Stored data
============

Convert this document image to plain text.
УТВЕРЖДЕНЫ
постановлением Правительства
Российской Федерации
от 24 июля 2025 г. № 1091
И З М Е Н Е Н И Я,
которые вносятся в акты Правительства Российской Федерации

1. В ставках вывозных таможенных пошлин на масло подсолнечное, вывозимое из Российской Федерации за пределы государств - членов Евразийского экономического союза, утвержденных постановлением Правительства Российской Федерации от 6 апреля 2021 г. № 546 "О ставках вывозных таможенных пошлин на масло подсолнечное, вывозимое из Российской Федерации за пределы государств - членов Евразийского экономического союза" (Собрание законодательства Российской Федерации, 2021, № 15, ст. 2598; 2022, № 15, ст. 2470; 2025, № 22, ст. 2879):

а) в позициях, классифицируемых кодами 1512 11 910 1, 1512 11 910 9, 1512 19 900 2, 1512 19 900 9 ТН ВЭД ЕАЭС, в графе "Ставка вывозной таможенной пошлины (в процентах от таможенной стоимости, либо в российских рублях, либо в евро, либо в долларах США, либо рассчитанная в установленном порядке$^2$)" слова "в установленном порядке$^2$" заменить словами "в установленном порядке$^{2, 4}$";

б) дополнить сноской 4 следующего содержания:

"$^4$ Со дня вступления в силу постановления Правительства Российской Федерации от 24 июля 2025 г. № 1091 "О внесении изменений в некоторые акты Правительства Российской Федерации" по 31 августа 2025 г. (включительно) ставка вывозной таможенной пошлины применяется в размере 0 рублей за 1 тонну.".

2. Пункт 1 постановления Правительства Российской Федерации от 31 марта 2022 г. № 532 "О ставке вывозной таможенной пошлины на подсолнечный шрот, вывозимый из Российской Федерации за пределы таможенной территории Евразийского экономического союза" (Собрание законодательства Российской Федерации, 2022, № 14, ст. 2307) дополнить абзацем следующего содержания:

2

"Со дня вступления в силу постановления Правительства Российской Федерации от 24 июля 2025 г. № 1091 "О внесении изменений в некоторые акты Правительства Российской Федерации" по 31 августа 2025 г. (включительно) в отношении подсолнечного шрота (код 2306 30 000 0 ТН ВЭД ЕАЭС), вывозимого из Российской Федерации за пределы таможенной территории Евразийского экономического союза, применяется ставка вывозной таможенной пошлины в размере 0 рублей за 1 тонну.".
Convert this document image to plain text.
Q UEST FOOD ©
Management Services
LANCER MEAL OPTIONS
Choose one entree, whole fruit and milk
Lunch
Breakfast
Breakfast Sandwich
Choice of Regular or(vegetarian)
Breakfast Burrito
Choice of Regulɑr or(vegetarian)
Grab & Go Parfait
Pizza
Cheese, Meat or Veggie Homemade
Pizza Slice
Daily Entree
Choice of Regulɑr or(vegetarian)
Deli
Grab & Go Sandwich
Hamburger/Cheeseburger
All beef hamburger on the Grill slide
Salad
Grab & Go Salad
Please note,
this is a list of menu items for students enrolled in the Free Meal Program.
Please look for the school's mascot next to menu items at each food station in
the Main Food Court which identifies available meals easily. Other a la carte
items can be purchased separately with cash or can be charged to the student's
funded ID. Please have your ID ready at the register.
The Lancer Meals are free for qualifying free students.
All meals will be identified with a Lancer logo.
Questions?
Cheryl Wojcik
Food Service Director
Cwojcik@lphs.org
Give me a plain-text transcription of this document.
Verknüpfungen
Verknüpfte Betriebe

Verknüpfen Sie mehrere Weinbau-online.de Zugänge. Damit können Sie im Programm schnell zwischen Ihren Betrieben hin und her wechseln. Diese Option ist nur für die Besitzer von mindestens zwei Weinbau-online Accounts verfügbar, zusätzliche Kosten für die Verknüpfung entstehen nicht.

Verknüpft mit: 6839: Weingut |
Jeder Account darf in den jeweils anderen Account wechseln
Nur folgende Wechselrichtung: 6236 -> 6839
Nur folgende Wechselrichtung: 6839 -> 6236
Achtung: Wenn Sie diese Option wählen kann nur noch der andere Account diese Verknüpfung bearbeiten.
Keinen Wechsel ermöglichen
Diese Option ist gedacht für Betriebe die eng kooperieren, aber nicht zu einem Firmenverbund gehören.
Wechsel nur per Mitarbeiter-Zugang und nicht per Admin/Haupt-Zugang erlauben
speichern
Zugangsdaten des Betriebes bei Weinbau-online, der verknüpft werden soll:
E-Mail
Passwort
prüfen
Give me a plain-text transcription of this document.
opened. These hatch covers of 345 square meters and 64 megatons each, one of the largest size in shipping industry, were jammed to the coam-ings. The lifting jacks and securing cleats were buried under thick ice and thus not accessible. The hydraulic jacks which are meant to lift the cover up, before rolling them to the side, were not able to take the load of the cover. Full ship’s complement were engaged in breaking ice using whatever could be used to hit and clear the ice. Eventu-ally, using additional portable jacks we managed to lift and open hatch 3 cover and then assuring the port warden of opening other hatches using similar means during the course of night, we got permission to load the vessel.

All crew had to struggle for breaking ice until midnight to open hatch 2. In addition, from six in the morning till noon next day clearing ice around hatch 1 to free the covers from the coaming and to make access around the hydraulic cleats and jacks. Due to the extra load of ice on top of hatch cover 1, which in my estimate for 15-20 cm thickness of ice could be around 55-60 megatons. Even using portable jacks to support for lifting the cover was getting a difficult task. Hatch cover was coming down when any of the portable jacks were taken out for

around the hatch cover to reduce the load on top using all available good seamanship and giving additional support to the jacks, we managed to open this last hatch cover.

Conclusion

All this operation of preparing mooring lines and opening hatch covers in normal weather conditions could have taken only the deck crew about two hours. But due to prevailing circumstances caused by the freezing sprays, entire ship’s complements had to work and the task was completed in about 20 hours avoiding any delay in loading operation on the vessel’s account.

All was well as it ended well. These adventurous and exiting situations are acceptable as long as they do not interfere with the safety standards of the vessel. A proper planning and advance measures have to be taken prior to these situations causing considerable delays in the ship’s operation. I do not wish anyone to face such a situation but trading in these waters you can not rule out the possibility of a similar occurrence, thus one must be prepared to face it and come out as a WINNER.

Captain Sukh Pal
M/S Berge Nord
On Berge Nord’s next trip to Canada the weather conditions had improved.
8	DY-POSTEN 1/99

============

### [Written task]
Reproduce the material above, every line of it, exactly.

### [Solution]
Convert this document image to plain text.
УТВЕРЖДЕНЫ
постановлением Правительства
Российской Федерации
от 24 июля 2025 г. № 1091
И З М Е Н Е Н И Я,
которые вносятся в акты Правительства Российской Федерации

1. В ставках вывозных таможенных пошлин на масло подсолнечное, вывозимое из Российской Федерации за пределы государств - членов Евразийского экономического союза, утвержденных постановлением Правительства Российской Федерации от 6 апреля 2021 г. № 546 "О ставках вывозных таможенных пошлин на масло подсолнечное, вывозимое из Российской Федерации за пределы государств - членов Евразийского экономического союза" (Собрание законодательства Российской Федерации, 2021, № 15, ст. 2598; 2022, № 15, ст. 2470; 2025, № 22, ст. 2879):

а) в позициях, классифицируемых кодами 1512 11 910 1, 1512 11 910 9, 1512 19 900 2, 1512 19 900 9 ТН ВЭД ЕАЭС, в графе "Ставка вывозной таможенной пошлины (в процентах от таможенной стоимости, либо в российских рублях, либо в евро, либо в долларах США, либо рассчитанная в установленном порядке$^2$)" слова "в установленном порядке$^2$" заменить словами "в установленном порядке$^{2, 4}$";

б) дополнить сноской 4 следующего содержания:

"$^4$ Со дня вступления в силу постановления Правительства Российской Федерации от 24 июля 2025 г. № 1091 "О внесении изменений в некоторые акты Правительства Российской Федерации" по 31 августа 2025 г. (включительно) ставка вывозной таможенной пошлины применяется в размере 0 рублей за 1 тонну.".

2. Пункт 1 постановления Правительства Российской Федерации от 31 марта 2022 г. № 532 "О ставке вывозной таможенной пошлины на подсолнечный шрот, вывозимый из Российской Федерации за пределы таможенной территории Евразийского экономического союза" (Собрание законодательства Российской Федерации, 2022, № 14, ст. 2307) дополнить абзацем следующего содержания:

2

"Со дня вступления в силу постановления Правительства Российской Федерации от 24 июля 2025 г. № 1091 "О внесении изменений в некоторые акты Правительства Российской Федерации" по 31 августа 2025 г. (включительно) в отношении подсолнечного шрота (код 2306 30 000 0 ТН ВЭД ЕАЭС), вывозимого из Российской Федерации за пределы таможенной территории Евразийского экономического союза, применяется ставка вывозной таможенной пошлины в размере 0 рублей за 1 тонну.".
Convert this document image to plain text.
Q UEST FOOD ©
Management Services
LANCER MEAL OPTIONS
Choose one entree, whole fruit and milk
Lunch
Breakfast
Breakfast Sandwich
Choice of Regular or(vegetarian)
Breakfast Burrito
Choice of Regulɑr or(vegetarian)
Grab & Go Parfait
Pizza
Cheese, Meat or Veggie Homemade
Pizza Slice
Daily Entree
Choice of Regulɑr or(vegetarian)
Deli
Grab & Go Sandwich
Hamburger/Cheeseburger
All beef hamburger on the Grill slide
Salad
Grab & Go Salad
Please note,
this is a list of menu items for students enrolled in the Free Meal Program.
Please look for the school's mascot next to menu items at each food station in
the Main Food Court which identifies available meals easily. Other a la carte
items can be purchased separately with cash or can be charged to the student's
funded ID. Please have your ID ready at the register.
The Lancer Meals are free for qualifying free students.
All meals will be identified with a Lancer logo.
Questions?
Cheryl Wojcik
Food Service Director
Cwojcik@lphs.org
Give me a plain-text transcription of this document.
Verknüpfungen
Verknüpfte Betriebe

Verknüpfen Sie mehrere Weinbau-online.de Zugänge. Damit können Sie im Programm schnell zwischen Ihren Betrieben hin und her wechseln. Diese Option ist nur für die Besitzer von mindestens zwei Weinbau-online Accounts verfügbar, zusätzliche Kosten für die Verknüpfung entstehen nicht.

Verknüpft mit: 6839: Weingut |
Jeder Account darf in den jeweils anderen Account wechseln
Nur folgende Wechselrichtung: 6236 -> 6839
Nur folgende Wechselrichtung: 6839 -> 6236
Achtung: Wenn Sie diese Option wählen kann nur noch der andere Account diese Verknüpfung bearbeiten.
Keinen Wechsel ermöglichen
Diese Option ist gedacht für Betriebe die eng kooperieren, aber nicht zu einem Firmenverbund gehören.
Wechsel nur per Mitarbeiter-Zugang und nicht per Admin/Haupt-Zugang erlauben
speichern
Zugangsdaten des Betriebes bei Weinbau-online, der verknüpft werden soll:
E-Mail
Passwort
prüfen
Give me a plain-text transcription of this document.
opened. These hatch covers of 345 square meters and 64 megatons each, one of the largest size in shipping industry, were jammed to the coam-ings. The lifting jacks and securing cleats were buried under thick ice and thus not accessible. The hydraulic jacks which are meant to lift the cover up, before rolling them to the side, were not able to take the load of the cover. Full ship’s complement were engaged in breaking ice using whatever could be used to hit and clear the ice. Eventu-ally, using additional portable jacks we managed to lift and open hatch 3 cover and then assuring the port warden of opening other hatches using similar means during the course of night, we got permission to load the vessel.

All crew had to struggle for breaking ice until midnight to open hatch 2. In addition, from six in the morning till noon next day clearing ice around hatch 1 to free the covers from the coaming and to make access around the hydraulic cleats and jacks. Due to the extra load of ice on top of hatch cover 1, which in my estimate for 15-20 cm thickness of ice could be around 55-60 megatons. Even using portable jacks to support for lifting the cover was getting a difficult task. Hatch cover was coming down when any of the portable jacks were taken out for

around the hatch cover to reduce the load on top using all available good seamanship and giving additional support to the jacks, we managed to open this last hatch cover.

Conclusion

All this operation of preparing mooring lines and opening hatch covers in normal weather conditions could have taken only the deck crew about two hours. But due to prevailing circumstances caused by the freezing sprays, entire ship’s complements had to work and the task was completed in about 20 hours avoiding any delay in loading operation on the vessel’s account.

All was well as it ended well. These adventurous and exiting situations are acceptable as long as they do not interfere with the safety standards of the vessel. A proper planning and advance measures have to be taken prior to these situations causing considerable delays in the ship’s operation. I do not wish anyone to face such a situation but trading in these waters you can not rule out the possibility of a similar occurrence, thus one must be prepared to face it and come out as a WINNER.

Captain Sukh Pal
M/S Berge Nord
On Berge Nord’s next trip to Canada the weather conditions had improved.
8	DY-POSTEN 1/99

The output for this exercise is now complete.